• _Task description_
Show every line from the entries that follow which holds the word "Ranch".

Dataset records:

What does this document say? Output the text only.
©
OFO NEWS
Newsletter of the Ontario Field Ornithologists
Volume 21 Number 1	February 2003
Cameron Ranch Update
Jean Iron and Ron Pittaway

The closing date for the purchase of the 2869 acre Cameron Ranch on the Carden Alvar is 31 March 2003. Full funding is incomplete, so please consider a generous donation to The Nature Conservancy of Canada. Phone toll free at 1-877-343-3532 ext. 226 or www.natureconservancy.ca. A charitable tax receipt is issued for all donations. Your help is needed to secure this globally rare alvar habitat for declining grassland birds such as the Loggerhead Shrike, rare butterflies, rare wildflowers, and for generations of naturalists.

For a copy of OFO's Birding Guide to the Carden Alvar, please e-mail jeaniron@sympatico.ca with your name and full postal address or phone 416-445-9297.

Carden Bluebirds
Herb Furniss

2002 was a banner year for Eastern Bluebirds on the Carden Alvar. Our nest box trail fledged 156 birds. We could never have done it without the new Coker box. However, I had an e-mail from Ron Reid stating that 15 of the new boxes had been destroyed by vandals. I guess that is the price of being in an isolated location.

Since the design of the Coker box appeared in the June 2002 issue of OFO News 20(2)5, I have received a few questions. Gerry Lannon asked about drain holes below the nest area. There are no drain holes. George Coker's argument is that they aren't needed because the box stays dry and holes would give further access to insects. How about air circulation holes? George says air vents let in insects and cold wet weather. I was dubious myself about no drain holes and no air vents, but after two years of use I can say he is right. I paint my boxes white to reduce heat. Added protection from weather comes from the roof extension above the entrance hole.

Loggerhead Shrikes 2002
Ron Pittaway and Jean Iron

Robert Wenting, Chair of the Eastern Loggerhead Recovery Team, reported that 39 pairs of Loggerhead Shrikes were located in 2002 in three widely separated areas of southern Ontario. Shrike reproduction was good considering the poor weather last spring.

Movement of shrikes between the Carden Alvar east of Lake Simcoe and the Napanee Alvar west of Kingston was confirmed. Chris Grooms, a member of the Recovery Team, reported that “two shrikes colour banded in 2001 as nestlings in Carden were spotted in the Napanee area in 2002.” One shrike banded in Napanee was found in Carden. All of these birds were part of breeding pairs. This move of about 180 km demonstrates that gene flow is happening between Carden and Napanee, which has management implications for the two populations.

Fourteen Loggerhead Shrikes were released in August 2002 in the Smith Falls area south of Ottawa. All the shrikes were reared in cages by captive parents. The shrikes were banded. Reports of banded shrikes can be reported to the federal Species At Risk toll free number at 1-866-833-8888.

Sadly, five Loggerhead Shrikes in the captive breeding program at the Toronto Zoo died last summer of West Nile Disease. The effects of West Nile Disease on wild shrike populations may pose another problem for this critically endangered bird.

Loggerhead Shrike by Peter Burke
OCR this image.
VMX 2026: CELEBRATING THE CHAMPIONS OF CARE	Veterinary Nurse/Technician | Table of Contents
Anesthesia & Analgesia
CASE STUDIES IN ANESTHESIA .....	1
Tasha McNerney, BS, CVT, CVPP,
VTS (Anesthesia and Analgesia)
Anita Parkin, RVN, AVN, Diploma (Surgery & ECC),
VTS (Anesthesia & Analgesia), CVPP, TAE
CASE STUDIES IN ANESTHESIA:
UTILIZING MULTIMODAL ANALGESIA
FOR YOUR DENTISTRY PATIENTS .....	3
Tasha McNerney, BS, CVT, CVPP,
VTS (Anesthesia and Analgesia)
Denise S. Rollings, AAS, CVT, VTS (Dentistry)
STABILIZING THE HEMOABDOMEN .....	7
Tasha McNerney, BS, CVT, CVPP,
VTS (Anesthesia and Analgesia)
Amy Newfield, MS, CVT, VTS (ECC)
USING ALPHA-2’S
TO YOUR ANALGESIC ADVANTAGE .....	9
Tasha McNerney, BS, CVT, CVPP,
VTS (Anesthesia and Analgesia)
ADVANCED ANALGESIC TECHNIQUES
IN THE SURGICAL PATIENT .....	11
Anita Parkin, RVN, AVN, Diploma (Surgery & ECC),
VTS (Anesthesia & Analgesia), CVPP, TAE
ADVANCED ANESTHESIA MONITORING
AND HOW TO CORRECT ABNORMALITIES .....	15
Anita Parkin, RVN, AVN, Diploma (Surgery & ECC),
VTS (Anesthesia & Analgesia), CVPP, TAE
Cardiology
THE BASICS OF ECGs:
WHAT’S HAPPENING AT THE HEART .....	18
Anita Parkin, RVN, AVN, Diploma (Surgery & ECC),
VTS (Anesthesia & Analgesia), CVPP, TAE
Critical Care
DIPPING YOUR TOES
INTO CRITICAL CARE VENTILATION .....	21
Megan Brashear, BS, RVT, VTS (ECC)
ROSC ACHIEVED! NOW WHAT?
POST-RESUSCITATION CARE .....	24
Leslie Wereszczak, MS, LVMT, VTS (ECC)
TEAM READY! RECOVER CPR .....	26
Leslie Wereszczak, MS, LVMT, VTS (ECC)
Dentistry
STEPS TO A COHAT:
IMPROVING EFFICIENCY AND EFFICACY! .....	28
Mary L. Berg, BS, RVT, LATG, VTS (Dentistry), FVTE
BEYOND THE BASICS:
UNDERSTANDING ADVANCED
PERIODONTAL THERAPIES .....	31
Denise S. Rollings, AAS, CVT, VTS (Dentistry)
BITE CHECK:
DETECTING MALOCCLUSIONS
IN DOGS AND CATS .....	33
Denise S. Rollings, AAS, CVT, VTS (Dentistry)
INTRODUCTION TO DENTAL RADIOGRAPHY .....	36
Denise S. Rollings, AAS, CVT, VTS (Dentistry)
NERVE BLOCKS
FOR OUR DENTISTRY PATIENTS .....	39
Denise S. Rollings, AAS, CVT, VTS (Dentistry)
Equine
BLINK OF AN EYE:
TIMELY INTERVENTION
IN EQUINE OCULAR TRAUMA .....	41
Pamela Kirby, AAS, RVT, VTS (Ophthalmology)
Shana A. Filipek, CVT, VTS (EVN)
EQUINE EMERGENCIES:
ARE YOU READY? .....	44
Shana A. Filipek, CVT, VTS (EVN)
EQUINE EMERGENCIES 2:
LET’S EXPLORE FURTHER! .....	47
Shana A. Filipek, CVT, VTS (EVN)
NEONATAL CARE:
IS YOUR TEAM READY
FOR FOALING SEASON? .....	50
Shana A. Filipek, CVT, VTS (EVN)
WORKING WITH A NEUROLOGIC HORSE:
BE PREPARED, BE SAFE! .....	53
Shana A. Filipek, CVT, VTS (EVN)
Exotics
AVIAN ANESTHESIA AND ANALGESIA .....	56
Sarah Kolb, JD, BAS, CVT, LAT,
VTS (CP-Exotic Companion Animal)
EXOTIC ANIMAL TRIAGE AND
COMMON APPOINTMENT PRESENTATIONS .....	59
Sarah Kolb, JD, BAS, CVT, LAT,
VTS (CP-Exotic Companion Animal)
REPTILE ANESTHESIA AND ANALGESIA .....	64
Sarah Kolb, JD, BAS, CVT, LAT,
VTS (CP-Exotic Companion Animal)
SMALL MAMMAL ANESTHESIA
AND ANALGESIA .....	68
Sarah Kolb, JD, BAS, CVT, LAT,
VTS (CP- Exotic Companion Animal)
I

• _Result_
Cameron Ranch Update
The closing date for the purchase of the 2869 acre Cameron Ranch on the Carden Alvar is 31 March 2003. Full funding is incomplete, so please consider a generous donation to The Nature Conservancy of Canada. Phone toll free at 1-877-343-3532 ext. 226 or www.natureconservancy.ca. A charitable tax receipt is issued for all donations. Your help is needed to secure this globally rare alvar habitat for declining grassland birds such as the Loggerhead Shrike, rare butterflies, rare wildflowers, and for generations of naturalists.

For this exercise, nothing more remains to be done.